▶ Recorded information:
==================================================

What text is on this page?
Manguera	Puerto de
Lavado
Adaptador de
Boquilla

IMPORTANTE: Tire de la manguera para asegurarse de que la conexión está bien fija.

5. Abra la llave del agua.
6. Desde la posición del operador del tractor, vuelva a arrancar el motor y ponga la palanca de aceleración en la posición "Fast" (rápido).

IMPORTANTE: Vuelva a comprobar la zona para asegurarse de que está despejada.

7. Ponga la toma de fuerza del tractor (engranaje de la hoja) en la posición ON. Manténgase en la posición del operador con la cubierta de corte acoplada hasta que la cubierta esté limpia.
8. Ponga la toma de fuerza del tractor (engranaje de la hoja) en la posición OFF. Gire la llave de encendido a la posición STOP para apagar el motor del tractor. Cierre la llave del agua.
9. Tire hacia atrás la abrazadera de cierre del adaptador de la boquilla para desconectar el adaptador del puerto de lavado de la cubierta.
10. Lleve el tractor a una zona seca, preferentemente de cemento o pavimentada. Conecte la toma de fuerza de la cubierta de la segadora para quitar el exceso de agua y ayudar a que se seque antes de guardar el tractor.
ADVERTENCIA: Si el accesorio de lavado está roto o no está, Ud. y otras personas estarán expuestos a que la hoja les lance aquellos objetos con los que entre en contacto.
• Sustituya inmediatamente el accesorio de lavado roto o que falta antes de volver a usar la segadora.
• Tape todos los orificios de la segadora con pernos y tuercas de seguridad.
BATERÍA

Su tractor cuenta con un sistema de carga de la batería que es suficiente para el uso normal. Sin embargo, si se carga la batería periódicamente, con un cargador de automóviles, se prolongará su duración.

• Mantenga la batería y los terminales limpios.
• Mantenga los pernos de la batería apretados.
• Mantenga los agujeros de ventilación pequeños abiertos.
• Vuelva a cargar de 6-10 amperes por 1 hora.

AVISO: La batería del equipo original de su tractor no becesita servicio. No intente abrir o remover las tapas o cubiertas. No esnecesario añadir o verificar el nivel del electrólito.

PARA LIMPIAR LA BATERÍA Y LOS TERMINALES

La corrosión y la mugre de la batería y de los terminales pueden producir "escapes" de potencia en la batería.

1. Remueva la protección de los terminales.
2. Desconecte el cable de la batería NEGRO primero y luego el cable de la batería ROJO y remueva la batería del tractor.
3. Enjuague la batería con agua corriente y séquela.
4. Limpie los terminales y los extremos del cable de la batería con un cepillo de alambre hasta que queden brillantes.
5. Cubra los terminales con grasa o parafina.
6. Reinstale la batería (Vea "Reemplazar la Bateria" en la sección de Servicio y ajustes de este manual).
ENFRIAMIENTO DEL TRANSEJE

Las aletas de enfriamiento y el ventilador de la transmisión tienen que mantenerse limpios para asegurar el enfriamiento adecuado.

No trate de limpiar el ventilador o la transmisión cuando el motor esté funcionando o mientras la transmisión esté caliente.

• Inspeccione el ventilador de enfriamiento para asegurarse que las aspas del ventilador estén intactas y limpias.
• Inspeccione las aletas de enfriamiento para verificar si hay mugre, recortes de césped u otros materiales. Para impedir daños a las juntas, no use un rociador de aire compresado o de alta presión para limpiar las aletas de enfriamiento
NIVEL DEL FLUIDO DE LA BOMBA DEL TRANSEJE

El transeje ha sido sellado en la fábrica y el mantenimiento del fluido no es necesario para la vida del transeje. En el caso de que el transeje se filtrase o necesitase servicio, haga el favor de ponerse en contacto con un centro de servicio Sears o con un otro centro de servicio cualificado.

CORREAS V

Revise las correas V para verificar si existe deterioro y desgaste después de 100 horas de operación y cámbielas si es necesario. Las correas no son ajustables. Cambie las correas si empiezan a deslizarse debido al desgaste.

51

==================================================

▶ Task directions: Gather from the entries above all lines that include the string "segadora".

▶ Correct answer:
10. Lleve el tractor a una zona seca, preferentemente de cemento o pavimentada. Conecte la toma de fuerza de la cubierta de la segadora para quitar el exceso de agua y ayudar a que se seque antes de guardar el tractor.
• Sustituya inmediatamente el accesorio de lavado roto o que falta antes de volver a usar la segadora.
• Tape todos los orificios de la segadora con pernos y tuercas de seguridad.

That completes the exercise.